→ **Dataset records**
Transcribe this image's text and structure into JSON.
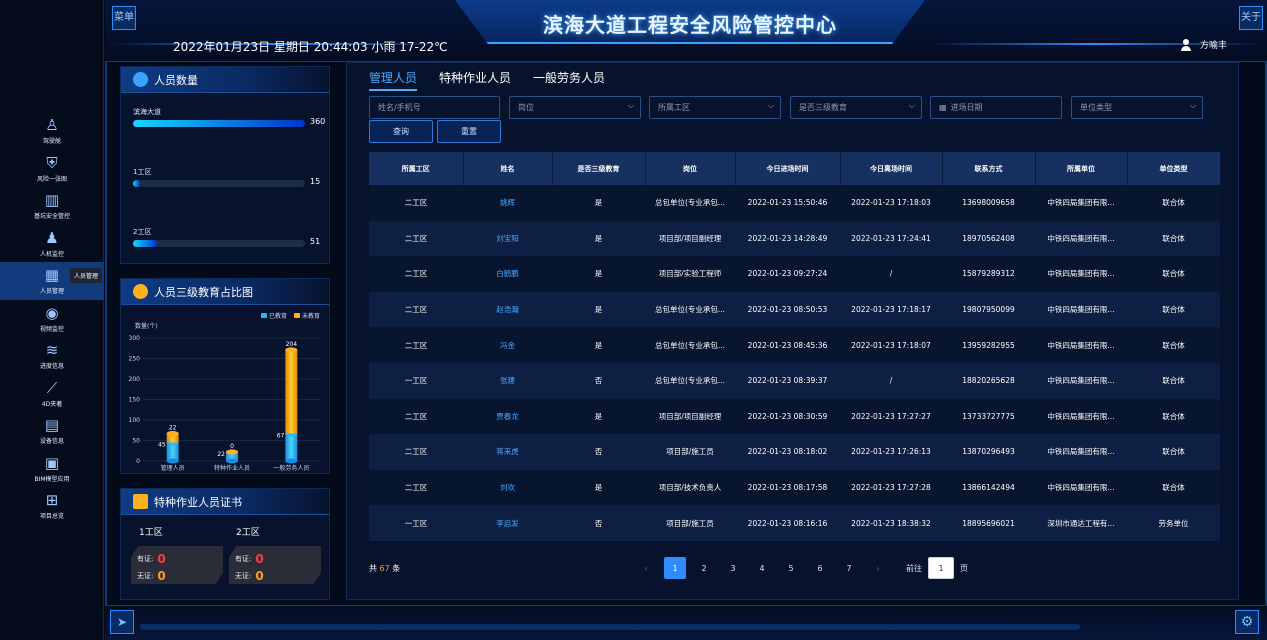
{
  "header": {
    "title": "滨海大道工程安全风险管控中心",
    "datetime": "2022年01月23日 星期日 20:44:03",
    "weather": "小雨 17-22℃",
    "user": "方喻丰",
    "left_badge": "菜单",
    "right_badge": "关于"
  },
  "sidebar": {
    "items": [
      {
        "label": "驾驶舱",
        "icon": "person-icon"
      },
      {
        "label": "风险一张图",
        "icon": "shield-icon"
      },
      {
        "label": "基坑安全管控",
        "icon": "pit-icon"
      },
      {
        "label": "人机监控",
        "icon": "worker-icon"
      },
      {
        "label": "人员管理",
        "icon": "calendar-icon",
        "active": true
      },
      {
        "label": "视频监控",
        "icon": "camera-icon"
      },
      {
        "label": "进度信息",
        "icon": "layers-icon"
      },
      {
        "label": "4D夹著",
        "icon": "chart-icon"
      },
      {
        "label": "设备信息",
        "icon": "device-icon"
      },
      {
        "label": "BIM模型应用",
        "icon": "cube-icon"
      },
      {
        "label": "项目总览",
        "icon": "grid-icon"
      }
    ],
    "tooltip": "人员管理"
  },
  "people_count": {
    "title": "人员数量",
    "rows": [
      {
        "label": "滨海大道",
        "value": 360,
        "fraction": 1.0
      },
      {
        "label": "1工区",
        "value": 15,
        "fraction": 0.04
      },
      {
        "label": "2工区",
        "value": 51,
        "fraction": 0.14
      }
    ]
  },
  "edu_chart": {
    "title": "人员三级教育占比图"
  },
  "chart_data": {
    "type": "bar",
    "stacked": true,
    "ylabel": "数量(个)",
    "ylim": [
      0,
      300
    ],
    "yticks": [
      0,
      50,
      100,
      150,
      200,
      250,
      300
    ],
    "categories": [
      "管理人员",
      "特种作业人员",
      "一般劳务人员"
    ],
    "series": [
      {
        "name": "已教育",
        "color": "#2ab5ff",
        "values": [
          45,
          22,
          67
        ]
      },
      {
        "name": "未教育",
        "color": "#ffb020",
        "values": [
          22,
          0,
          204
        ]
      }
    ],
    "legend_position": "top-right",
    "grid": true
  },
  "cert": {
    "title": "特种作业人员证书",
    "cols": [
      {
        "name": "1工区",
        "has_label": "有证:",
        "has": "0",
        "none_label": "无证:",
        "none": "0"
      },
      {
        "name": "2工区",
        "has_label": "有证:",
        "has": "0",
        "none_label": "无证:",
        "none": "0"
      }
    ]
  },
  "main": {
    "tabs": [
      "管理人员",
      "特种作业人员",
      "一般劳务人员"
    ],
    "filters": {
      "name_placeholder": "姓名/手机号",
      "post": "岗位",
      "area": "所属工区",
      "edu": "是否三级教育",
      "date": "进场日期",
      "unit_type": "单位类型"
    },
    "query_btn": "查询",
    "reset_btn": "重置",
    "columns": [
      "所属工区",
      "姓名",
      "是否三级教育",
      "岗位",
      "今日进场时间",
      "今日离场时间",
      "联系方式",
      "所属单位",
      "单位类型"
    ],
    "rows": [
      [
        "二工区",
        "姚辉",
        "是",
        "总包单位(专业承包...",
        "2022-01-23 15:50:46",
        "2022-01-23 17:18:03",
        "13698009658",
        "中铁四局集团有限...",
        "联合体"
      ],
      [
        "二工区",
        "刘宝阳",
        "是",
        "项目部/项目副经理",
        "2022-01-23 14:28:49",
        "2022-01-23 17:24:41",
        "18970562408",
        "中铁四局集团有限...",
        "联合体"
      ],
      [
        "二工区",
        "白鹤鹏",
        "是",
        "项目部/实验工程师",
        "2022-01-23 09:27:24",
        "/",
        "15879289312",
        "中铁四局集团有限...",
        "联合体"
      ],
      [
        "二工区",
        "赵浩瀚",
        "是",
        "总包单位(专业承包...",
        "2022-01-23 08:50:53",
        "2022-01-23 17:18:17",
        "19807950099",
        "中铁四局集团有限...",
        "联合体"
      ],
      [
        "二工区",
        "冯金",
        "是",
        "总包单位(专业承包...",
        "2022-01-23 08:45:36",
        "2022-01-23 17:18:07",
        "13959282955",
        "中铁四局集团有限...",
        "联合体"
      ],
      [
        "一工区",
        "张建",
        "否",
        "总包单位(专业承包...",
        "2022-01-23 08:39:37",
        "/",
        "18820265628",
        "中铁四局集团有限...",
        "联合体"
      ],
      [
        "二工区",
        "贾春龙",
        "是",
        "项目部/项目副经理",
        "2022-01-23 08:30:59",
        "2022-01-23 17:27:27",
        "13733727775",
        "中铁四局集团有限...",
        "联合体"
      ],
      [
        "二工区",
        "蒋来虎",
        "否",
        "项目部/施工员",
        "2022-01-23 08:18:02",
        "2022-01-23 17:26:13",
        "13870296493",
        "中铁四局集团有限...",
        "联合体"
      ],
      [
        "二工区",
        "刘欢",
        "是",
        "项目部/技术负责人",
        "2022-01-23 08:17:58",
        "2022-01-23 17:27:28",
        "13866142494",
        "中铁四局集团有限...",
        "联合体"
      ],
      [
        "一工区",
        "李启发",
        "否",
        "项目部/施工员",
        "2022-01-23 08:16:16",
        "2022-01-23 18:38:32",
        "18895696021",
        "深圳市通达工程有...",
        "劳务单位"
      ]
    ],
    "total_prefix": "共",
    "total": "67",
    "total_suffix": "条",
    "pages": [
      "1",
      "2",
      "3",
      "4",
      "5",
      "6",
      "7"
    ],
    "goto_prefix": "前往",
    "goto_value": "1",
    "goto_suffix": "页"
  }
}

→ **Work required**
All of the entries need to be transcribed word for word; pictures are left out.

→ **Exercise solution**
Transcribe this image's text and structure into JSON.
{
  "header": {
    "title": "滨海大道工程安全风险管控中心",
    "datetime": "2022年01月23日 星期日 20:44:03",
    "weather": "小雨 17-22℃",
    "user": "方喻丰",
    "left_badge": "菜单",
    "right_badge": "关于"
  },
  "sidebar": {
    "items": [
      {
        "label": "驾驶舱",
        "icon": "person-icon"
      },
      {
        "label": "风险一张图",
        "icon": "shield-icon"
      },
      {
        "label": "基坑安全管控",
        "icon": "pit-icon"
      },
      {
        "label": "人机监控",
        "icon": "worker-icon"
      },
      {
        "label": "人员管理",
        "icon": "calendar-icon",
        "active": true
      },
      {
        "label": "视频监控",
        "icon": "camera-icon"
      },
      {
        "label": "进度信息",
        "icon": "layers-icon"
      },
      {
        "label": "4D夹著",
        "icon": "chart-icon"
      },
      {
        "label": "设备信息",
        "icon": "device-icon"
      },
      {
        "label": "BIM模型应用",
        "icon": "cube-icon"
      },
      {
        "label": "项目总览",
        "icon": "grid-icon"
      }
    ],
    "tooltip": "人员管理"
  },
  "people_count": {
    "title": "人员数量",
    "rows": [
      {
        "label": "滨海大道",
        "value": 360,
        "fraction": 1.0
      },
      {
        "label": "1工区",
        "value": 15,
        "fraction": 0.04
      },
      {
        "label": "2工区",
        "value": 51,
        "fraction": 0.14
      }
    ]
  },
  "edu_chart": {
    "title": "人员三级教育占比图"
  },
  "chart_data": {
    "type": "bar",
    "stacked": true,
    "ylabel": "数量(个)",
    "ylim": [
      0,
      300
    ],
    "yticks": [
      0,
      50,
      100,
      150,
      200,
      250,
      300
    ],
    "categories": [
      "管理人员",
      "特种作业人员",
      "一般劳务人员"
    ],
    "series": [
      {
        "name": "已教育",
        "color": "#2ab5ff",
        "values": [
          45,
          22,
          67
        ]
      },
      {
        "name": "未教育",
        "color": "#ffb020",
        "values": [
          22,
          0,
          204
        ]
      }
    ],
    "legend_position": "top-right",
    "grid": true
  },
  "cert": {
    "title": "特种作业人员证书",
    "cols": [
      {
        "name": "1工区",
        "has_label": "有证:",
        "has": "0",
        "none_label": "无证:",
        "none": "0"
      },
      {
        "name": "2工区",
        "has_label": "有证:",
        "has": "0",
        "none_label": "无证:",
        "none": "0"
      }
    ]
  },
  "main": {
    "tabs": [
      "管理人员",
      "特种作业人员",
      "一般劳务人员"
    ],
    "filters": {
      "name_placeholder": "姓名/手机号",
      "post": "岗位",
      "area": "所属工区",
      "edu": "是否三级教育",
      "date": "进场日期",
      "unit_type": "单位类型"
    },
    "query_btn": "查询",
    "reset_btn": "重置",
    "columns": [
      "所属工区",
      "姓名",
      "是否三级教育",
      "岗位",
      "今日进场时间",
      "今日离场时间",
      "联系方式",
      "所属单位",
      "单位类型"
    ],
    "rows": [
      [
        "二工区",
        "姚辉",
        "是",
        "总包单位(专业承包...",
        "2022-01-23 15:50:46",
        "2022-01-23 17:18:03",
        "13698009658",
        "中铁四局集团有限...",
        "联合体"
      ],
      [
        "二工区",
        "刘宝阳",
        "是",
        "项目部/项目副经理",
        "2022-01-23 14:28:49",
        "2022-01-23 17:24:41",
        "18970562408",
        "中铁四局集团有限...",
        "联合体"
      ],
      [
        "二工区",
        "白鹤鹏",
        "是",
        "项目部/实验工程师",
        "2022-01-23 09:27:24",
        "/",
        "15879289312",
        "中铁四局集团有限...",
        "联合体"
      ],
      [
        "二工区",
        "赵浩瀚",
        "是",
        "总包单位(专业承包...",
        "2022-01-23 08:50:53",
        "2022-01-23 17:18:17",
        "19807950099",
        "中铁四局集团有限...",
        "联合体"
      ],
      [
        "二工区",
        "冯金",
        "是",
        "总包单位(专业承包...",
        "2022-01-23 08:45:36",
        "2022-01-23 17:18:07",
        "13959282955",
        "中铁四局集团有限...",
        "联合体"
      ],
      [
        "一工区",
        "张建",
        "否",
        "总包单位(专业承包...",
        "2022-01-23 08:39:37",
        "/",
        "18820265628",
        "中铁四局集团有限...",
        "联合体"
      ],
      [
        "二工区",
        "贾春龙",
        "是",
        "项目部/项目副经理",
        "2022-01-23 08:30:59",
        "2022-01-23 17:27:27",
        "13733727775",
        "中铁四局集团有限...",
        "联合体"
      ],
      [
        "二工区",
        "蒋来虎",
        "否",
        "项目部/施工员",
        "2022-01-23 08:18:02",
        "2022-01-23 17:26:13",
        "13870296493",
        "中铁四局集团有限...",
        "联合体"
      ],
      [
        "二工区",
        "刘欢",
        "是",
        "项目部/技术负责人",
        "2022-01-23 08:17:58",
        "2022-01-23 17:27:28",
        "13866142494",
        "中铁四局集团有限...",
        "联合体"
      ],
      [
        "一工区",
        "李启发",
        "否",
        "项目部/施工员",
        "2022-01-23 08:16:16",
        "2022-01-23 18:38:32",
        "18895696021",
        "深圳市通达工程有...",
        "劳务单位"
      ]
    ],
    "total_prefix": "共",
    "total": "67",
    "total_suffix": "条",
    "pages": [
      "1",
      "2",
      "3",
      "4",
      "5",
      "6",
      "7"
    ],
    "goto_prefix": "前往",
    "goto_value": "1",
    "goto_suffix": "页"
  }
}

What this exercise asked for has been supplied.